Your goal: Extract each line of the records below that contains the word "number".

>> Start Records provided

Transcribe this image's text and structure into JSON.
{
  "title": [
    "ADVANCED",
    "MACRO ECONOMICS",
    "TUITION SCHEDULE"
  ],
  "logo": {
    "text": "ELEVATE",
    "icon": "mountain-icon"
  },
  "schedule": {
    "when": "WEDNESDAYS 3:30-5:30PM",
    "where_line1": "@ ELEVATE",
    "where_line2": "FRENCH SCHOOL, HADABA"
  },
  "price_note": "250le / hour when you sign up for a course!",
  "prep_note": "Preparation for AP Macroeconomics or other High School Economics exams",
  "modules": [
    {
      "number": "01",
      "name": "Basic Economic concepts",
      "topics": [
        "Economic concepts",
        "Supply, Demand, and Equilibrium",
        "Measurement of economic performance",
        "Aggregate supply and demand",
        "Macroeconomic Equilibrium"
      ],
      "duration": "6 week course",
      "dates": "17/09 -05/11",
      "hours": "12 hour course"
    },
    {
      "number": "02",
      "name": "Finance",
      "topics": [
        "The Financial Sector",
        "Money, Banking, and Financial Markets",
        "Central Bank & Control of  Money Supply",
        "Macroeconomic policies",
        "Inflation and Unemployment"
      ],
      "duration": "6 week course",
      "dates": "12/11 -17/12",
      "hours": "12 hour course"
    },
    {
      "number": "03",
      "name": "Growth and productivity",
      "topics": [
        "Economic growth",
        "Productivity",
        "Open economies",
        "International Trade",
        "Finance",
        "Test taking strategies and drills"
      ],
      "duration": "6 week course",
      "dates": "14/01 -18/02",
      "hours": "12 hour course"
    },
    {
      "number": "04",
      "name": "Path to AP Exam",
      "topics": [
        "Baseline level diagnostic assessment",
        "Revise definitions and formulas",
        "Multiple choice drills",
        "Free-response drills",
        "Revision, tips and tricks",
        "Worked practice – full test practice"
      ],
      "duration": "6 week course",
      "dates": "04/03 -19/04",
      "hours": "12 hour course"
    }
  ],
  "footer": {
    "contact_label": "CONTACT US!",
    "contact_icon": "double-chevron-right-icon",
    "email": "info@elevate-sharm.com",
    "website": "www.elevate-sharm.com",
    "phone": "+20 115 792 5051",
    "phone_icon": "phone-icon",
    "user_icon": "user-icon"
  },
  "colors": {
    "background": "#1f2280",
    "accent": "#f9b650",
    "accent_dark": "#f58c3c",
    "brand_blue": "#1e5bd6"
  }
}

>> End Records provided

Finished task:
      "number": "01",
      "number": "02",
      "number": "03",
      "number": "04",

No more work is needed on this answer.